# WRITTEN EXERCISE
Rewrite the data from the line with "Pick out 54" up to and including the line with "- order-status: laufend: [424, 266, 460, 277]", changing "sidebar-item" to "nav-item" and keeping everything else the same. Don't include the pictures in your answer.

# TASK DATA
— Begin —
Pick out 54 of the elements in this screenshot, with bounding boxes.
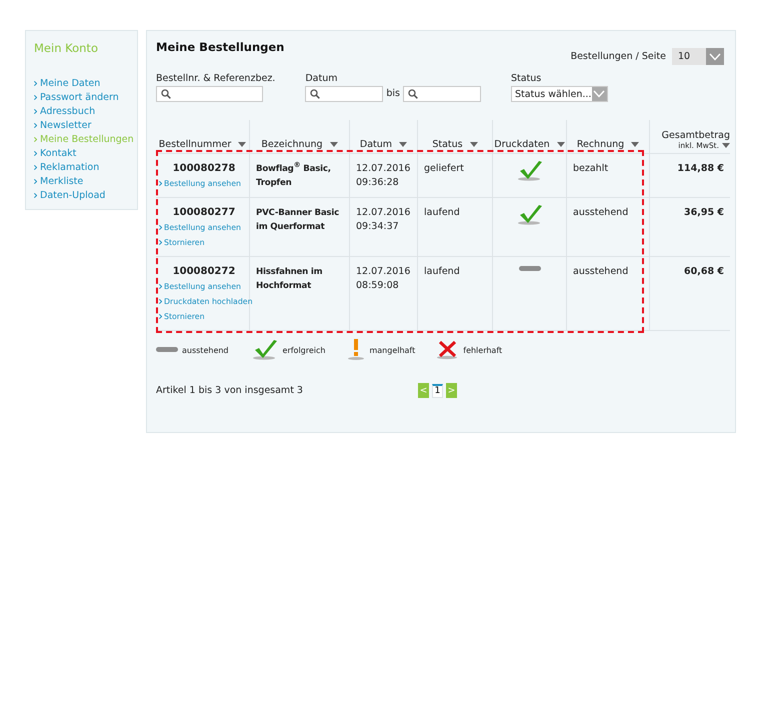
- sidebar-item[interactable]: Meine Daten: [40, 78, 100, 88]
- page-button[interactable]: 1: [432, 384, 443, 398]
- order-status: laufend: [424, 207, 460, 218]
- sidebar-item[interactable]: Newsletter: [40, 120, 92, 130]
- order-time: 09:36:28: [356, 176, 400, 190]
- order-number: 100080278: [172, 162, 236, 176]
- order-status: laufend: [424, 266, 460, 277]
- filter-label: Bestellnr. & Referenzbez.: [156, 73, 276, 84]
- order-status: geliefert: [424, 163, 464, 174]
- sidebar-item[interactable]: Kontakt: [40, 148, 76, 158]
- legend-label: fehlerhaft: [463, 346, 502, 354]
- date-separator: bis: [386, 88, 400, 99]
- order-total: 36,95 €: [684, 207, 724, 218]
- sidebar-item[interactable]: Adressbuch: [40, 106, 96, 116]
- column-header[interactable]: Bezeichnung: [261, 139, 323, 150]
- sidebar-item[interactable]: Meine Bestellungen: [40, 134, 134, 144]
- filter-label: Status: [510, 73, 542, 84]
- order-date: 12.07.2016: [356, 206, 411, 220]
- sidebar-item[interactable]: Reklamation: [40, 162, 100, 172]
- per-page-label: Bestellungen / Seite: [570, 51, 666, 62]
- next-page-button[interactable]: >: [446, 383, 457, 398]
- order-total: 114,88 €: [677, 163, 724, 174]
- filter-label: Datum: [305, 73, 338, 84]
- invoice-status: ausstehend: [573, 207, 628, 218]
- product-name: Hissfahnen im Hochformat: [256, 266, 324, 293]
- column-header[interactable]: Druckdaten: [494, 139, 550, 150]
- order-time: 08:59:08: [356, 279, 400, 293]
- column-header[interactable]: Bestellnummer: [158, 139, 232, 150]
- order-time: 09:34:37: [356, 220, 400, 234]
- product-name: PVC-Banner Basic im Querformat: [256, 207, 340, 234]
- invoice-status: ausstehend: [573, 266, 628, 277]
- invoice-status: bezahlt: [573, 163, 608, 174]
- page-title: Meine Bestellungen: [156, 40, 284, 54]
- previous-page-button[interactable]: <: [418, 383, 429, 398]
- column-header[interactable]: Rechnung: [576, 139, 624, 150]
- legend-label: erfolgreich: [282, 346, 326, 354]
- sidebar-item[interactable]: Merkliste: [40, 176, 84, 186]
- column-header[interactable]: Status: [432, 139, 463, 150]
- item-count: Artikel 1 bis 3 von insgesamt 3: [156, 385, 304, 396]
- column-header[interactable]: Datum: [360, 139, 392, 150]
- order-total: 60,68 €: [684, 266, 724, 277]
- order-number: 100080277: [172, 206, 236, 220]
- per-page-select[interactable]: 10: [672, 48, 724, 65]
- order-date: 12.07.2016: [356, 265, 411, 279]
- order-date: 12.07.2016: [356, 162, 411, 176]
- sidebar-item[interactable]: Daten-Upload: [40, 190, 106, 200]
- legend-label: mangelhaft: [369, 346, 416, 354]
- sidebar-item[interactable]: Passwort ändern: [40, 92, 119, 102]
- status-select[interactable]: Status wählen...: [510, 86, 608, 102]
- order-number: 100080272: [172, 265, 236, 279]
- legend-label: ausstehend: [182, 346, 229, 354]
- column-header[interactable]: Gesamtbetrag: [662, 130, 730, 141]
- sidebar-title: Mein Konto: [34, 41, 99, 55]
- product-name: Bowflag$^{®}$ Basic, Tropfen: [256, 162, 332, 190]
— End —
— Begin —
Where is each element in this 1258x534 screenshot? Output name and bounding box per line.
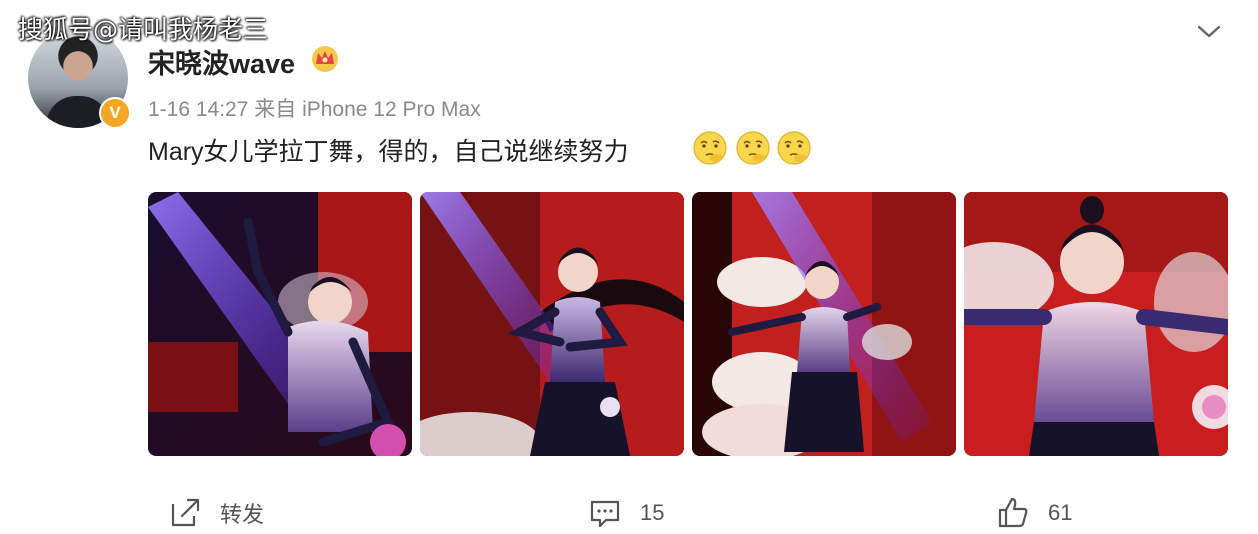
— End —
# TASK RESULT
Pick out 54 of the elements in this screenshot, with bounding boxes.
- nav-item[interactable]: Meine Daten: [40, 78, 100, 88]
- page-button[interactable]: 1: [432, 384, 443, 398]
- order-status: laufend: [424, 207, 460, 218]
- nav-item[interactable]: Newsletter: [40, 120, 92, 130]
- order-time: 09:36:28: [356, 176, 400, 190]
- order-number: 100080278: [172, 162, 236, 176]
- order-status: laufend: [424, 266, 460, 277]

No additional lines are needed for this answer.